* _PROBLEM A_
Decide whether each statement agrees with the backup encryption passage, answering yes or no and quoting the deciding words of the passage. (i) Physical backups are encrypted when data-at-rest encryption is turned on. (ii) The Operator began supporting server-side encryption in version 1.10.0. (iii) The kmsKeyID can be kept in a dedicated Secrets object rather than in the Custom Resource.
* _PROBLEM B_
Reproduce verbatim the stretch of the backup encryption passage that begins at the words "Enable server-side encryption for backups¶" and stops after the words "configuration file.".
* _PROBLEM C_
In the backup encryption passage, what command is given for creating the Secret once the YAML file is ready?

* _GIVEN PASSAGE_
--- START ---

Enable server-side encryption for backups¶
Encrypting database backups is done separately for physical and logical backups. Physical backups are encrypted if data-at-rest encryption is turned on. Logical backups need to be encrypted on the cloud.
There is a possibility to enable server-side encryption for backups stored on S3. Starting from the version 1.15.0, the Operator supports Server Side Encryption either with AWS Key Management Service (KMS) , or just encrypt/decrypt backups with AES-256 encryption algorithm with any S3-compatible storage.
To enable server-side encryption for backups, use backup.storages.<storage-name>.s3.serverSideEncryption section in the deploy/cr.yaml
configuration file.
Encryption with keys stored in AWS KMS¶
To use the server-side AWS KMS encryption, specify the ID of your customer-managed key and other needed options as follows:
Set the following Custom Resource options in the deploy/cr.yaml
configuration file:
backup:
...
storages:
my-s3:
type: s3
s3:
bucket: my-backup-bucket
serverSideEncryption:
kmsKeyID: <kms_key_ID>
sseAlgorithm: aws:kms
Here <kms_key_ID>
should be substituted with the ID of your customer-managed key
stored in the AWS KMS. It should look similar to the following example value:
128887dd-d583-43f2-b3f9-d12036d32b12
.
You can avoid storing your kmsKeyID
in Custom Resource, and put it into a
dedicated Secrets object. Define your secret in YAML as follows:
apiVersion: v1
kind: Secret
metadata:
name: my-cluster-name-sse
type: Opaque
stringData:
KMS_KEY_ID: <kms_key_ID>
Here <kms_key_ID>
should be substituted with the ID of your customer-managed key
stored in the AWS KMS. It should look similar to the following example value:
128887dd-d583-43f2-b3f9-d12036d32b12
.
When the YAML file is ready, apply it to create the Secret:
$ kubectl create -f deploy/sse-secret.yaml
After creating the Secret, set the following Custom Resource options in the deploy/cr.yaml
configuration file:
secrets:
...

--- END ---

Dataset items:

--- START ---

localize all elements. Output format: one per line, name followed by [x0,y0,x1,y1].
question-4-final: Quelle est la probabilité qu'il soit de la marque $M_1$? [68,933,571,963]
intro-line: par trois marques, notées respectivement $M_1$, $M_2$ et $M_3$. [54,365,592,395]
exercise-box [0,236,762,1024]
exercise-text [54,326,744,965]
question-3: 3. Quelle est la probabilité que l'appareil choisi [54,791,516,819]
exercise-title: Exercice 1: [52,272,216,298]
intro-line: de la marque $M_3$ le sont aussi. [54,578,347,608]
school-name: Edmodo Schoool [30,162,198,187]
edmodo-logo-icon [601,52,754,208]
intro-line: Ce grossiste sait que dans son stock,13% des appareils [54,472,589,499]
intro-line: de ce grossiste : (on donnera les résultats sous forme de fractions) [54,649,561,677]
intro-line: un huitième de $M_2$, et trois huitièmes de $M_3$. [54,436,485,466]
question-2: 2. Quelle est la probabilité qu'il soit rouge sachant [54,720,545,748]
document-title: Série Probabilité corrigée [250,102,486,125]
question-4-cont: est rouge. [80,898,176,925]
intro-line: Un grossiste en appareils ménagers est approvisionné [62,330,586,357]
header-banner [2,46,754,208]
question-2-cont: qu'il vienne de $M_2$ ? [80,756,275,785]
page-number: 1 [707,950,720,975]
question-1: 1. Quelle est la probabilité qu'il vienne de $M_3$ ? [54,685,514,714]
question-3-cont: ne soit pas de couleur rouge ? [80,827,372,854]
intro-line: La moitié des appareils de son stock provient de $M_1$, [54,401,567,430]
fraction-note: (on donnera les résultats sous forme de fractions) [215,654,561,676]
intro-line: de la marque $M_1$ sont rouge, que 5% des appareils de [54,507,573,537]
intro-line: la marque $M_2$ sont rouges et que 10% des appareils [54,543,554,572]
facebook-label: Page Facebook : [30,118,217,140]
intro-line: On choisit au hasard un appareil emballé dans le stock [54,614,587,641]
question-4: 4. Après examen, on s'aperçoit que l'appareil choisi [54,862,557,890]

--- END ---

* _RESPONSE AREA A_
(i) Yes: "Physical backups are encrypted if data-at-rest encryption is turned on."
(ii) No: "Starting from the version 1.15.0, the Operator supports Server Side Encryption"
(iii) Yes: "You can avoid storing your kmsKeyID in Custom Resource, and put it into a dedicated Secrets object."

* _RESPONSE AREA B_
Enable server-side encryption for backups¶
Encrypting database backups is done separately for physical and logical backups. Physical backups are encrypted if data-at-rest encryption is turned on. Logical backups need to be encrypted on the cloud.
There is a possibility to enable server-side encryption for backups stored on S3. Starting from the version 1.15.0, the Operator supports Server Side Encryption either with AWS Key Management Service (KMS) , or just encrypt/decrypt backups with AES-256 encryption algorithm with any S3-compatible storage.
To enable server-side encryption for backups, use backup.storages.<storage-name>.s3.serverSideEncryption section in the deploy/cr.yaml
configuration file.

* _RESPONSE AREA C_
kubectl create -f deploy/sse-secret.yaml